Each entry below should be reproduced character for character.

---+---

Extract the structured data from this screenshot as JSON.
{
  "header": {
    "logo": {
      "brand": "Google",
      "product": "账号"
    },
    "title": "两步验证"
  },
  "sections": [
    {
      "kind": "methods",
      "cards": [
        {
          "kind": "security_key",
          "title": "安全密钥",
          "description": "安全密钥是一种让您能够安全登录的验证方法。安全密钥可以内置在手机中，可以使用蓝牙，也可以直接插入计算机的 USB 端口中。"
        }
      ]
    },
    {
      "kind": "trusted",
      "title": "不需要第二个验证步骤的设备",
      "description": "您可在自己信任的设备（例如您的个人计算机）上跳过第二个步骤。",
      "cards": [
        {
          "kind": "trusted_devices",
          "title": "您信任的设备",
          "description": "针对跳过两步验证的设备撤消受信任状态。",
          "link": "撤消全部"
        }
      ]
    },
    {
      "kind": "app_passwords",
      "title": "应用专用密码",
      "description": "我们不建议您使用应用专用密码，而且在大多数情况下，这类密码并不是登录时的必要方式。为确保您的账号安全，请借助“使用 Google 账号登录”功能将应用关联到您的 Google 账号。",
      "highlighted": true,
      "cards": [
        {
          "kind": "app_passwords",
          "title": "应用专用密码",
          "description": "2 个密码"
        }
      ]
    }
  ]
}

---+---

Result below:
Extract the structured data from this screenshot as JSON.
{
  "header": {
    "logo": {
      "brand": "Google",
      "product": "账号"
    },
    "title": "两步验证"
  },
  "sections": [
    {
      "kind": "methods",
      "cards": [
        {
          "kind": "security_key",
          "title": "安全密钥",
          "description": "安全密钥是一种让您能够安全登录的验证方法。安全密钥可以内置在手机中，可以使用蓝牙，也可以直接插入计算机的 USB 端口中。"
        }
      ]
    },
    {
      "kind": "trusted",
      "title": "不需要第二个验证步骤的设备",
      "description": "您可在自己信任的设备（例如您的个人计算机）上跳过第二个步骤。",
      "cards": [
        {
          "kind": "trusted_devices",
          "title": "您信任的设备",
          "description": "针对跳过两步验证的设备撤消受信任状态。",
          "link": "撤消全部"
        }
      ]
    },
    {
      "kind": "app_passwords",
      "title": "应用专用密码",
      "description": "我们不建议您使用应用专用密码，而且在大多数情况下，这类密码并不是登录时的必要方式。为确保您的账号安全，请借助“使用 Google 账号登录”功能将应用关联到您的 Google 账号。",
      "highlighted": true,
      "cards": [
        {
          "kind": "app_passwords",
          "title": "应用专用密码",
          "description": "2 个密码"
        }
      ]
    }
  ]
}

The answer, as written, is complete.